→ What the exercise asks:
Return all the data below as it stands, minus the pictures.

(Stored data)
***

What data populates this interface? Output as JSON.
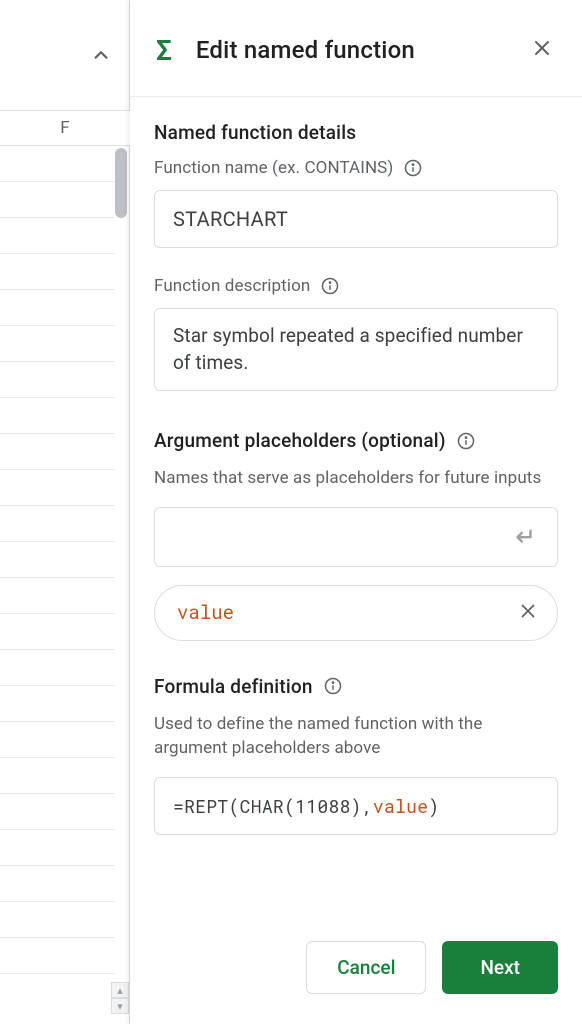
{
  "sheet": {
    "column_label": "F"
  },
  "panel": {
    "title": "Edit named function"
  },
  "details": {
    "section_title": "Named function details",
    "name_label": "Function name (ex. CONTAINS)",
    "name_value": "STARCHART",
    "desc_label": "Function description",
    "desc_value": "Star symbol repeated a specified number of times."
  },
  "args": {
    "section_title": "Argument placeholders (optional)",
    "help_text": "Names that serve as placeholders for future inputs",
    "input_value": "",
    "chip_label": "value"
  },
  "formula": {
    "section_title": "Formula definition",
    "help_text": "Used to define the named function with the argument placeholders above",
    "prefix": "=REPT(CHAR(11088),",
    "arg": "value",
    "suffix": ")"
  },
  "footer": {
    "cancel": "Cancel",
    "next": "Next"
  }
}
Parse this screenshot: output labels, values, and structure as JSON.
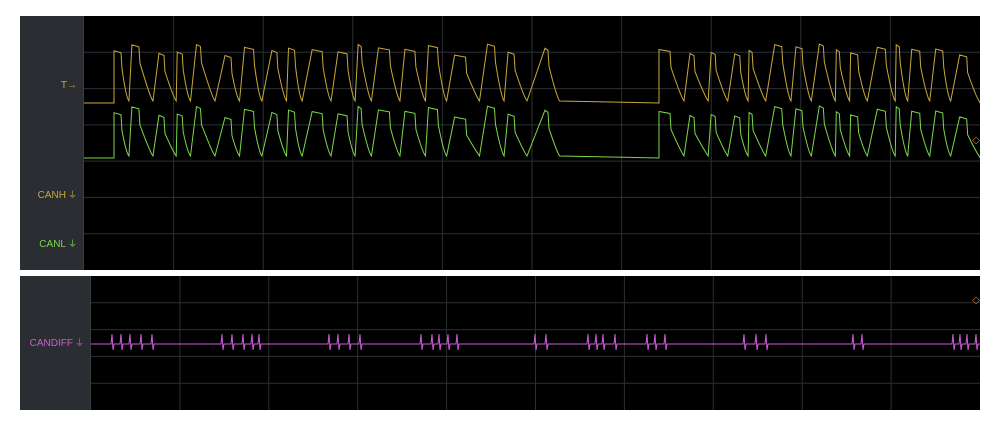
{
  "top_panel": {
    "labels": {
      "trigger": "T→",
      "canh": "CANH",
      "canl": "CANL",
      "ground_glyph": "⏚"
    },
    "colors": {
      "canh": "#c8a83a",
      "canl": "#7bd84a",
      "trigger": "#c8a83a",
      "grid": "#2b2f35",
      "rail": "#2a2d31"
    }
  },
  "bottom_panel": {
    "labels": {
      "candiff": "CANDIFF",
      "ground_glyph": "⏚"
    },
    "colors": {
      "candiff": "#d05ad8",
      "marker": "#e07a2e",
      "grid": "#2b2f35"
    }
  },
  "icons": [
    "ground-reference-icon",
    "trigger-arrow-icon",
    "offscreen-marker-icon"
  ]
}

***

→ Full output:
What data populates this interface? Output as JSON.
{
  "sheet": {
    "column_label": "F"
  },
  "panel": {
    "title": "Edit named function"
  },
  "details": {
    "section_title": "Named function details",
    "name_label": "Function name (ex. CONTAINS)",
    "name_value": "STARCHART",
    "desc_label": "Function description",
    "desc_value": "Star symbol repeated a specified number of times."
  },
  "args": {
    "section_title": "Argument placeholders (optional)",
    "help_text": "Names that serve as placeholders for future inputs",
    "input_value": "",
    "chip_label": "value"
  },
  "formula": {
    "section_title": "Formula definition",
    "help_text": "Used to define the named function with the argument placeholders above",
    "prefix": "=REPT(CHAR(11088),",
    "arg": "value",
    "suffix": ")"
  },
  "footer": {
    "cancel": "Cancel",
    "next": "Next"
  }
}
Parse this screenshot: output labels, values, and structure as JSON.
{
  "top_panel": {
    "labels": {
      "trigger": "T→",
      "canh": "CANH",
      "canl": "CANL",
      "ground_glyph": "⏚"
    },
    "colors": {
      "canh": "#c8a83a",
      "canl": "#7bd84a",
      "trigger": "#c8a83a",
      "grid": "#2b2f35",
      "rail": "#2a2d31"
    }
  },
  "bottom_panel": {
    "labels": {
      "candiff": "CANDIFF",
      "ground_glyph": "⏚"
    },
    "colors": {
      "candiff": "#d05ad8",
      "marker": "#e07a2e",
      "grid": "#2b2f35"
    }
  },
  "icons": [
    "ground-reference-icon",
    "trigger-arrow-icon",
    "offscreen-marker-icon"
  ]
}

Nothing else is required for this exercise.